WORK TO DO
Gather each line from the items below that contains the string "help", and copy those lines in full.

Element position data:

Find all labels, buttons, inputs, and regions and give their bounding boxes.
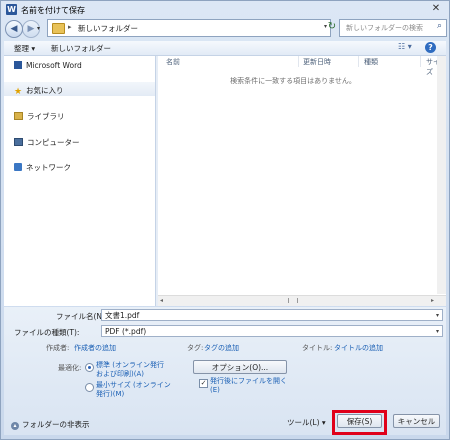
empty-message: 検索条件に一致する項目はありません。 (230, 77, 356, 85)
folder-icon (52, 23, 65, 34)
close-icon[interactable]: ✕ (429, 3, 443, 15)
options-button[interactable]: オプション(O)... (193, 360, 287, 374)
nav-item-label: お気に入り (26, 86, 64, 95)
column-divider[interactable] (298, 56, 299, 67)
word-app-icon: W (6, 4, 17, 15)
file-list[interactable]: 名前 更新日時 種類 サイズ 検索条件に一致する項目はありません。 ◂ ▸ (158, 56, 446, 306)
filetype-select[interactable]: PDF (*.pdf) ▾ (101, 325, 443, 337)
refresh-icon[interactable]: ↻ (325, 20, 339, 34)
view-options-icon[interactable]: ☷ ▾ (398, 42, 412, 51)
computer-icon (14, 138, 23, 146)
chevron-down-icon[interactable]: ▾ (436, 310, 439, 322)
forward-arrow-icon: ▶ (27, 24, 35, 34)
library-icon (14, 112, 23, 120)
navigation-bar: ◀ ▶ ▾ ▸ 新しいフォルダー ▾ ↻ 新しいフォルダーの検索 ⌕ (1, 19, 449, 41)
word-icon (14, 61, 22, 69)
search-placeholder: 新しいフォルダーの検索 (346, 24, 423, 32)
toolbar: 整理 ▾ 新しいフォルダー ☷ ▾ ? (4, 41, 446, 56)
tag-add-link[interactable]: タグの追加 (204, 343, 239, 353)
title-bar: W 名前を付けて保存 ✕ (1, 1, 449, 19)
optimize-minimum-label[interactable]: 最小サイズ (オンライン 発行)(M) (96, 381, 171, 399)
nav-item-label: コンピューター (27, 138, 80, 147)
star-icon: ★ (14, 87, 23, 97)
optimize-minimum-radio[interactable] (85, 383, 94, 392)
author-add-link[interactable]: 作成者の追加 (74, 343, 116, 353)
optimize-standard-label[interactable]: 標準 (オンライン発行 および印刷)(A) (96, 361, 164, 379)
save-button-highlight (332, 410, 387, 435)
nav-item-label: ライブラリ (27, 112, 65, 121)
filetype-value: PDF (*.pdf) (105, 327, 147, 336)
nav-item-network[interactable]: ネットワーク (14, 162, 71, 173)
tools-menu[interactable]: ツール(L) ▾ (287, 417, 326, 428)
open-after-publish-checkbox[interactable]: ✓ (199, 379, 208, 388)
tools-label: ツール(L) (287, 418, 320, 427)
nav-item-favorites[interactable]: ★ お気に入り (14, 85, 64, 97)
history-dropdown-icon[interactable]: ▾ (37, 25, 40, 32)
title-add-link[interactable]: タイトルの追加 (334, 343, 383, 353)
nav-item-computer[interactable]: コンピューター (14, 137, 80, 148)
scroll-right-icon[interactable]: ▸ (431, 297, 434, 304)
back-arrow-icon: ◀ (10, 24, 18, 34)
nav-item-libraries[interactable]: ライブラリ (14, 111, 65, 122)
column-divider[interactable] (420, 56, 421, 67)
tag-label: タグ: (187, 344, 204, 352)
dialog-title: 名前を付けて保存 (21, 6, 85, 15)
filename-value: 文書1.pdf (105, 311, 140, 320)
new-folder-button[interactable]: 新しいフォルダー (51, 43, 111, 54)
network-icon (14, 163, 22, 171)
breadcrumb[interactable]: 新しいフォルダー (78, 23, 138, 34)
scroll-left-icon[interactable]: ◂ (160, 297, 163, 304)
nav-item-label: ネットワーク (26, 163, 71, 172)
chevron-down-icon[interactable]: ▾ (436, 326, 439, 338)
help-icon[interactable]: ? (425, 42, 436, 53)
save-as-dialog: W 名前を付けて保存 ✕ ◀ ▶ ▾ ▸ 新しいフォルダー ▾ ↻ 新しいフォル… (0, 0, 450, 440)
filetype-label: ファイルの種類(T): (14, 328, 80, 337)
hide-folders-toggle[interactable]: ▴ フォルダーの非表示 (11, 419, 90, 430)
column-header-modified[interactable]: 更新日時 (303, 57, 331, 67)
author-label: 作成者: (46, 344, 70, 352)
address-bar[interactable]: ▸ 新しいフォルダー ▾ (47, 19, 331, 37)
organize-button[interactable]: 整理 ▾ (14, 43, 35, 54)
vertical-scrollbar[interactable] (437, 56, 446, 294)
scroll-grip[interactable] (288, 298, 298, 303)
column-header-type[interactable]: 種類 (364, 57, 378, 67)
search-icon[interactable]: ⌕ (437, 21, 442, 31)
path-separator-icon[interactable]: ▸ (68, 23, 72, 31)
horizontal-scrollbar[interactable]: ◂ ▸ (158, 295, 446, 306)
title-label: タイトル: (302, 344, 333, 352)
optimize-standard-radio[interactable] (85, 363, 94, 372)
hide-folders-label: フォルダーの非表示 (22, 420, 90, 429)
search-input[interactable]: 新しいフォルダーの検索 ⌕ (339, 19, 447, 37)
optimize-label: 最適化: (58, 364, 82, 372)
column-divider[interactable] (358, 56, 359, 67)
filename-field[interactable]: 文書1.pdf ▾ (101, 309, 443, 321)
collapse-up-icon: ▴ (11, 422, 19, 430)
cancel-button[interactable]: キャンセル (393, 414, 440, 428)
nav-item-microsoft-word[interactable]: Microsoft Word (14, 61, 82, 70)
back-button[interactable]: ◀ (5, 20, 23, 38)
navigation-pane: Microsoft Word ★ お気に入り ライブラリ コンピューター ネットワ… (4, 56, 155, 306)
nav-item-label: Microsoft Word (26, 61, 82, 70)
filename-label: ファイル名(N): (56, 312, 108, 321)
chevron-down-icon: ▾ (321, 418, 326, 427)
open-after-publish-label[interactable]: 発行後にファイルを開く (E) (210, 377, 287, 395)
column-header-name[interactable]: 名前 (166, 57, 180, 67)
--
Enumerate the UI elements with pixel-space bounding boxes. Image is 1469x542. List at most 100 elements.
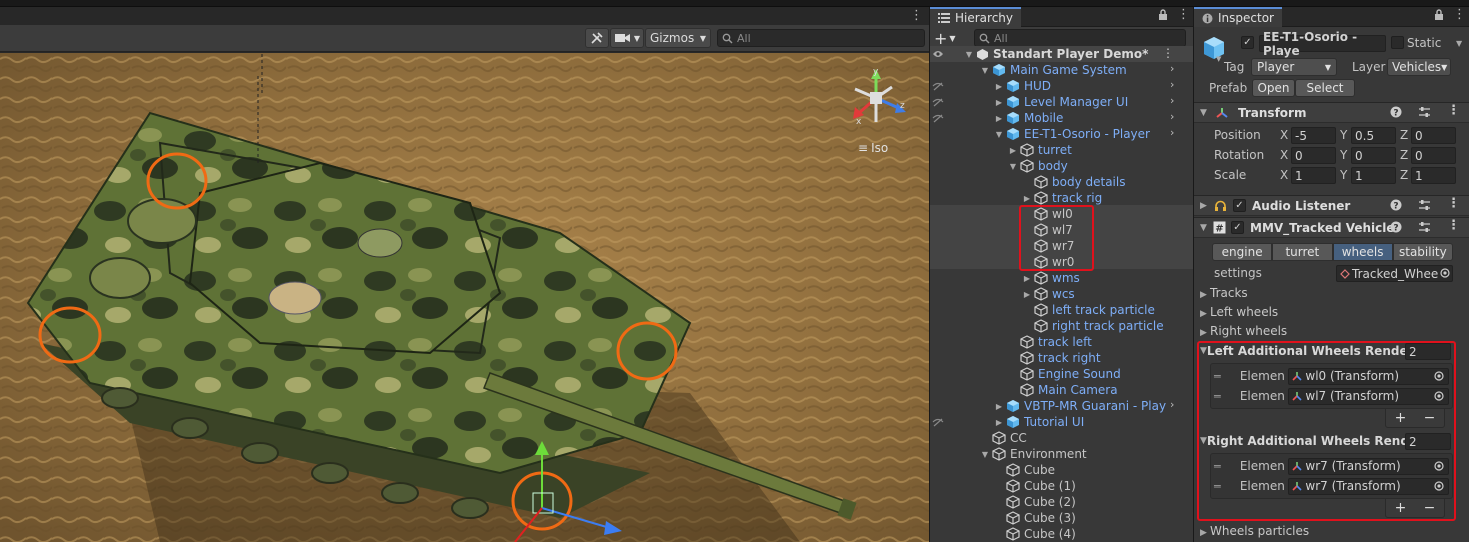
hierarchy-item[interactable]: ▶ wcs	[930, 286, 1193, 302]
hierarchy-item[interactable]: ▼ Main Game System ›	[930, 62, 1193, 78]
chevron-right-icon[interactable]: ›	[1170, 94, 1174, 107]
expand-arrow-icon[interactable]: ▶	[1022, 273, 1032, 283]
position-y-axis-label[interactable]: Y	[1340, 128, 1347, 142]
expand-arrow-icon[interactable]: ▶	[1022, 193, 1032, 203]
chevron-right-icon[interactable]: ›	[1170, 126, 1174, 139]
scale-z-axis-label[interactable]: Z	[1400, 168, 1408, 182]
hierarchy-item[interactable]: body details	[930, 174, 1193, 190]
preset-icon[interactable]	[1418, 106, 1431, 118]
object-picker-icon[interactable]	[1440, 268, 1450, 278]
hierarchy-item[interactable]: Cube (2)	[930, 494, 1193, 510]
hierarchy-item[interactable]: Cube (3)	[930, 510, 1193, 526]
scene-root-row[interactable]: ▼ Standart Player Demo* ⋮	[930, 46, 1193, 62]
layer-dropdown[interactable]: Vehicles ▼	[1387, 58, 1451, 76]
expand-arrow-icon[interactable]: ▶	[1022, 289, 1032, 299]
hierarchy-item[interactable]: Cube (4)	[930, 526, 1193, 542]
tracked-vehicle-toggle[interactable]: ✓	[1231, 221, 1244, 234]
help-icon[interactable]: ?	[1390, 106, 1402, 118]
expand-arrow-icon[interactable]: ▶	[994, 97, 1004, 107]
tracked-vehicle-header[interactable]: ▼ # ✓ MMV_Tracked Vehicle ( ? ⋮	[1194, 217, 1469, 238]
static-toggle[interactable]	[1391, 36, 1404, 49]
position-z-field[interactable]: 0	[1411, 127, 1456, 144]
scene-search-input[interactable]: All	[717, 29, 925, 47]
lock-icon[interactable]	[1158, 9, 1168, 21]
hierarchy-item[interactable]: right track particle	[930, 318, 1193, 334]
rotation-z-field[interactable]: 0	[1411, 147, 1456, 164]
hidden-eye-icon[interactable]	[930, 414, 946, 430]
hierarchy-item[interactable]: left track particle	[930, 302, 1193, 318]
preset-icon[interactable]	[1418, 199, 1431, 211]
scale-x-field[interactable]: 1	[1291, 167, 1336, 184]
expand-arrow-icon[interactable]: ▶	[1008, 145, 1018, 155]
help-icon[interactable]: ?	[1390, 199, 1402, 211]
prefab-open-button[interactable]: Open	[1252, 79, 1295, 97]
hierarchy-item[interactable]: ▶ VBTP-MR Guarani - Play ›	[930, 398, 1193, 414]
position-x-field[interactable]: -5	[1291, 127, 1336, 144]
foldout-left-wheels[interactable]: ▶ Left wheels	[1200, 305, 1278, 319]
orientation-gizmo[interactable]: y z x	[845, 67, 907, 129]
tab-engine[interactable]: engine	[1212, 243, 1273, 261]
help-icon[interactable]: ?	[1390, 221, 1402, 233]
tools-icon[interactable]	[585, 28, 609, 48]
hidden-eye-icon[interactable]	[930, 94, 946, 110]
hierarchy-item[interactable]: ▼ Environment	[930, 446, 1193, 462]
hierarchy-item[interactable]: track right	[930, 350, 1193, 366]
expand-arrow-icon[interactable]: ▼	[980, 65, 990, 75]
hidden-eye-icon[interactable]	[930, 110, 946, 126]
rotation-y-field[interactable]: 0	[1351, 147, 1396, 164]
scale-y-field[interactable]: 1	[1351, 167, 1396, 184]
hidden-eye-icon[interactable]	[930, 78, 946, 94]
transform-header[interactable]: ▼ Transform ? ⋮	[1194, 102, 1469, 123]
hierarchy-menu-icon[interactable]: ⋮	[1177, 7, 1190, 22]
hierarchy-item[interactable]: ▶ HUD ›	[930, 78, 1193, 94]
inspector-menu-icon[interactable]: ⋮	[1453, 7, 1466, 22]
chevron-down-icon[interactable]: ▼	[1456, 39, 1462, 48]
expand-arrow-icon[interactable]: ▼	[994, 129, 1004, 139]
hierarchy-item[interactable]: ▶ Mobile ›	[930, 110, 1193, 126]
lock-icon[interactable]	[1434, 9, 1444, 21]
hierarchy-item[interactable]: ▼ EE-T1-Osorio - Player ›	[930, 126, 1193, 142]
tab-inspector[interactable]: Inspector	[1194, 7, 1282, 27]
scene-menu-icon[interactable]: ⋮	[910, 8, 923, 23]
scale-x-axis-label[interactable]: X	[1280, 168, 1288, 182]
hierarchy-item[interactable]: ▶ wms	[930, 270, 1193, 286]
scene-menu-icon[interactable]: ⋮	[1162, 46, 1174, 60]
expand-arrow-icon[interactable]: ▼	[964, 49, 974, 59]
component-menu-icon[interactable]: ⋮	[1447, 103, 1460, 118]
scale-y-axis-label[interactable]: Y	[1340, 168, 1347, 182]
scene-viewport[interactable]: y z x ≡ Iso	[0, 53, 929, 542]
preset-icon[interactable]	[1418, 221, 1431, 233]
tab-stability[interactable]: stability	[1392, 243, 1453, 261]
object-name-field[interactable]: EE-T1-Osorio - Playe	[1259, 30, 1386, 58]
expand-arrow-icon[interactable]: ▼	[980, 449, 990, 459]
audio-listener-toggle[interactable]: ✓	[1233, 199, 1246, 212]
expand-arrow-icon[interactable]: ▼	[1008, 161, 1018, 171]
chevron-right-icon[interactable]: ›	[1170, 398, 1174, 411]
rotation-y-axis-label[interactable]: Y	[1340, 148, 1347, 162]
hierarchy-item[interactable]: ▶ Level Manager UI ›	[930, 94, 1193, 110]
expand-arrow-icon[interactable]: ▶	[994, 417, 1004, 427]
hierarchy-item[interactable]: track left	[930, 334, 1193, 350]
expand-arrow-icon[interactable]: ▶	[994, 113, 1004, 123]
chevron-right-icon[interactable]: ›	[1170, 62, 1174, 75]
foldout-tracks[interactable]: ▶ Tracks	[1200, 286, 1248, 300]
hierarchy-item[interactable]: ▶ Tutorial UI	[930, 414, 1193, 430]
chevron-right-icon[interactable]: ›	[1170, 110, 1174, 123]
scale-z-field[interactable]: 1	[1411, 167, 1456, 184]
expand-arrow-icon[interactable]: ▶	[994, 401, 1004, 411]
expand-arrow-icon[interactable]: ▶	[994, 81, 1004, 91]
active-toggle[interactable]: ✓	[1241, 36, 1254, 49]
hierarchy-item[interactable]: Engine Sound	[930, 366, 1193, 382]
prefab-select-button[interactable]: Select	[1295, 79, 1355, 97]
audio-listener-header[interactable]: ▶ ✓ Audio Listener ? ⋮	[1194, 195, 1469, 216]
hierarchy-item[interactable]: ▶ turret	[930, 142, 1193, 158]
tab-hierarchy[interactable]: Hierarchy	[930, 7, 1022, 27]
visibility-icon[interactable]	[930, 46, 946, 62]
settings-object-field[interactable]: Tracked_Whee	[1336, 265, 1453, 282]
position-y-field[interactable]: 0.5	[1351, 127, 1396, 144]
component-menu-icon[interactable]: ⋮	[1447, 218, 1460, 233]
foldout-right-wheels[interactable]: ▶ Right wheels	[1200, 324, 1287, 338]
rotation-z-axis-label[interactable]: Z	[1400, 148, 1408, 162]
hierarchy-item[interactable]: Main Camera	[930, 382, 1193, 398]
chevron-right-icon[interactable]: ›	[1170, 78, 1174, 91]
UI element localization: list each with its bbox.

TASK OUTPUT
help-icon[interactable]: ? (425, 42, 436, 53)
help-icon[interactable]: ?	[1390, 106, 1402, 118]
help-icon[interactable]: ?	[1390, 199, 1402, 211]
help-icon[interactable]: ?	[1390, 221, 1402, 233]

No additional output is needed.